» **Requirements**
How many lines of these entries hold the string "text"? Reply with the number alone.

» **Records for this exercise**
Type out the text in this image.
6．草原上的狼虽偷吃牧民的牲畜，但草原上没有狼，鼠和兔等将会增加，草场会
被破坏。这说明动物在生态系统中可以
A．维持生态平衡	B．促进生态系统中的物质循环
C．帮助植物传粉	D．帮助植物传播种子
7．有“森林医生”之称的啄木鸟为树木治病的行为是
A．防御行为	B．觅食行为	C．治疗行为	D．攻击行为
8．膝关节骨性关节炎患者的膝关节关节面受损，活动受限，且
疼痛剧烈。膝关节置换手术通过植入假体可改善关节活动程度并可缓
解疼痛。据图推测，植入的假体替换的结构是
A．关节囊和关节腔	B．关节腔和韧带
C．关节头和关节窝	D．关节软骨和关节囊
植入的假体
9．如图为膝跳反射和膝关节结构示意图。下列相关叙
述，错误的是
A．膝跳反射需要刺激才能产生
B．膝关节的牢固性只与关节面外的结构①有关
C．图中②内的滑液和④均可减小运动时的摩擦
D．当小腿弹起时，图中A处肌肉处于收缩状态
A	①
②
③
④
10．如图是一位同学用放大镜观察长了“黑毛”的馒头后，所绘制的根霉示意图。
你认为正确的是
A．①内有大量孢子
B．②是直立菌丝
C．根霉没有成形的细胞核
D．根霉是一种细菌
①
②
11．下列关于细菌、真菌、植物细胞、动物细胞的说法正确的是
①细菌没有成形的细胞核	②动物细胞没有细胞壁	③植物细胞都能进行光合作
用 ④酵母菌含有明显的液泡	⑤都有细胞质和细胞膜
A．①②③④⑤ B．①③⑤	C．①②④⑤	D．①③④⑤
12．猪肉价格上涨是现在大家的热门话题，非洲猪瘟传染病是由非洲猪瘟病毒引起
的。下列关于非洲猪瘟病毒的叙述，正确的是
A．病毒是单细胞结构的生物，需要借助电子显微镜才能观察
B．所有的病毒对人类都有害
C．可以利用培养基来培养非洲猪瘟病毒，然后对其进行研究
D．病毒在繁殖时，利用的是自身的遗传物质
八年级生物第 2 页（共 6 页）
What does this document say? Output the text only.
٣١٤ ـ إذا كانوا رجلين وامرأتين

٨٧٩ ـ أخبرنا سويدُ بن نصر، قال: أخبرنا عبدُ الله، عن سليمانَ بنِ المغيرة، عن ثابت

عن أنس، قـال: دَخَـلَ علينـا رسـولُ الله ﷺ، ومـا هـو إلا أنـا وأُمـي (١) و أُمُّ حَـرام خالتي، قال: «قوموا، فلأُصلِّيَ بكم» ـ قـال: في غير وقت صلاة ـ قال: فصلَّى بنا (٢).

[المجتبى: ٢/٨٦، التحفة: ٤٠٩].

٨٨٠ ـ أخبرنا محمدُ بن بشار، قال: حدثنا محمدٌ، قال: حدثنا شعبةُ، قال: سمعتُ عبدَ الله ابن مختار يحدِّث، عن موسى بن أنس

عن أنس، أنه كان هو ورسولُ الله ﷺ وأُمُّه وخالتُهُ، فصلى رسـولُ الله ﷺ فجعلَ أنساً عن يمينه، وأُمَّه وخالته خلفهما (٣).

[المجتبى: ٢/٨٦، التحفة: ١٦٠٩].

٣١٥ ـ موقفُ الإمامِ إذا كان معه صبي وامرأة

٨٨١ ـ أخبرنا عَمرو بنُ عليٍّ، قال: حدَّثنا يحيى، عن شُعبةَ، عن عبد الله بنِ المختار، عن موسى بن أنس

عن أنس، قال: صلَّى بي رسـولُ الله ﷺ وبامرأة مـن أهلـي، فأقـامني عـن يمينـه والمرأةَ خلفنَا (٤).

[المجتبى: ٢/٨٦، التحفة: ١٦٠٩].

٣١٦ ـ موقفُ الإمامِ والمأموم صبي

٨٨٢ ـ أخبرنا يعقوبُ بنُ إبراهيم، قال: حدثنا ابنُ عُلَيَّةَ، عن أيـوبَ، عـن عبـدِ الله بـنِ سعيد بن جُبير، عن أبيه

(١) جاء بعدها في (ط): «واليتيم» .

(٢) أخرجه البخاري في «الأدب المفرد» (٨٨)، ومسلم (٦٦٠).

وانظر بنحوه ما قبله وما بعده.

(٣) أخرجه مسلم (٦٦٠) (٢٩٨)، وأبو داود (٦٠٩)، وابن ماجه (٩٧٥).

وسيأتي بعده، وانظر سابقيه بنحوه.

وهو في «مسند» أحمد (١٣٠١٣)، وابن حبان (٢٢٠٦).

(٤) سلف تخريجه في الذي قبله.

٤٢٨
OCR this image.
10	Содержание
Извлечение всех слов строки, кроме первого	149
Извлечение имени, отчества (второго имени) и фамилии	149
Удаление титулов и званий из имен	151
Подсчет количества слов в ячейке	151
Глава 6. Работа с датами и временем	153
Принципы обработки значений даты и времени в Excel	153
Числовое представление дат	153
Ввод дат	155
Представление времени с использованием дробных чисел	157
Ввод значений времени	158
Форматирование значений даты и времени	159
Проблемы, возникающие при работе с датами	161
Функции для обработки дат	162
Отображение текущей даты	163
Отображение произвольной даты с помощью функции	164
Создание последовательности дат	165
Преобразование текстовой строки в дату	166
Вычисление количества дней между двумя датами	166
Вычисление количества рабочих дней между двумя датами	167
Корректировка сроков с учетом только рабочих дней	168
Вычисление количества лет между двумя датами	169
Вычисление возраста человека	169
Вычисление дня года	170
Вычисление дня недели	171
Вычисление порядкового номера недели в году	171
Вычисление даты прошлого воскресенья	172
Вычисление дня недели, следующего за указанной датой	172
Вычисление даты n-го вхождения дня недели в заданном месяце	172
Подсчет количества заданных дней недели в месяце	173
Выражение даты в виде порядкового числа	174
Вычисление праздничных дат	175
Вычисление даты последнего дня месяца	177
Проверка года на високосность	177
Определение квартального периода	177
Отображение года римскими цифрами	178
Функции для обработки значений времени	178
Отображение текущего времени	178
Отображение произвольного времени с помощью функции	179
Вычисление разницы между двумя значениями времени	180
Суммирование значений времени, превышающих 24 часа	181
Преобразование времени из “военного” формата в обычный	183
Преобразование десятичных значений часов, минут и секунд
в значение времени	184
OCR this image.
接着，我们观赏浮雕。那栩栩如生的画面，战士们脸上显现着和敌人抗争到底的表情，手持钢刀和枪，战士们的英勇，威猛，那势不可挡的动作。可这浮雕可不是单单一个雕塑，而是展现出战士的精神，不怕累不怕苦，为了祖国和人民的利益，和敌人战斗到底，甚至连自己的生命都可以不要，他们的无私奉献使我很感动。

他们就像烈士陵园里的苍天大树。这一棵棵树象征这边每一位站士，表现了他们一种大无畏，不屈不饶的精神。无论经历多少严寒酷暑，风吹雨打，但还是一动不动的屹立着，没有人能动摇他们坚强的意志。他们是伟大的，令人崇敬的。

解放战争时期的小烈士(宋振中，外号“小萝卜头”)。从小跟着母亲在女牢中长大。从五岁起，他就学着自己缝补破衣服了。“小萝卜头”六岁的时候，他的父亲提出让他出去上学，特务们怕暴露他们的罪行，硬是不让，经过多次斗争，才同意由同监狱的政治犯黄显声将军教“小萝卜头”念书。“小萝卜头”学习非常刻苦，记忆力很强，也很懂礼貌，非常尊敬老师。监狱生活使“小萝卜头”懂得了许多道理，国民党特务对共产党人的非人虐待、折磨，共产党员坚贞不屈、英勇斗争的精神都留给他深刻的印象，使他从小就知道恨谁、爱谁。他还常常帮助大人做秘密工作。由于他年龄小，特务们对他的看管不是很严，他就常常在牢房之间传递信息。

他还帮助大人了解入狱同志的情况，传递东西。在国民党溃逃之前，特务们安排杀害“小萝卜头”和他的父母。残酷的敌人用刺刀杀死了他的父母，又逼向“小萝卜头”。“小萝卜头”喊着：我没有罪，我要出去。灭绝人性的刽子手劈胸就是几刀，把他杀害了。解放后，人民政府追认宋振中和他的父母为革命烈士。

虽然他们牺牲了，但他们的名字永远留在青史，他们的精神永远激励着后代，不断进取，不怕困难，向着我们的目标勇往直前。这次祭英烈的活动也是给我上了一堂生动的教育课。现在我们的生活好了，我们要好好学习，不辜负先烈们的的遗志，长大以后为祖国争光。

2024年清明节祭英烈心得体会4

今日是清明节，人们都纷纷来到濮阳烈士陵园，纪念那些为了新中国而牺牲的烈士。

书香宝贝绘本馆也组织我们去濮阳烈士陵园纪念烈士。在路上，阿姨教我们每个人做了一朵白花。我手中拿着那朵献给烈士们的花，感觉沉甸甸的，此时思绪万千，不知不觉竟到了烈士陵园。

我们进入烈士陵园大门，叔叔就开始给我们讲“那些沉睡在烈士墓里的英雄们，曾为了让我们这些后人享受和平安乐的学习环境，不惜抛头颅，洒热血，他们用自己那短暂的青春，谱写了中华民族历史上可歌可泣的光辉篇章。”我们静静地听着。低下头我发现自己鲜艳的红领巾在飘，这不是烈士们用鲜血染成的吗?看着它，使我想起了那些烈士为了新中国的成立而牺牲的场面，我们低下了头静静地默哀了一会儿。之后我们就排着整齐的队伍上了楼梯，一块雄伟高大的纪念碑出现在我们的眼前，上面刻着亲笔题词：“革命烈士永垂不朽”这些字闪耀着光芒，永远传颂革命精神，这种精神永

» **Response to this task**
2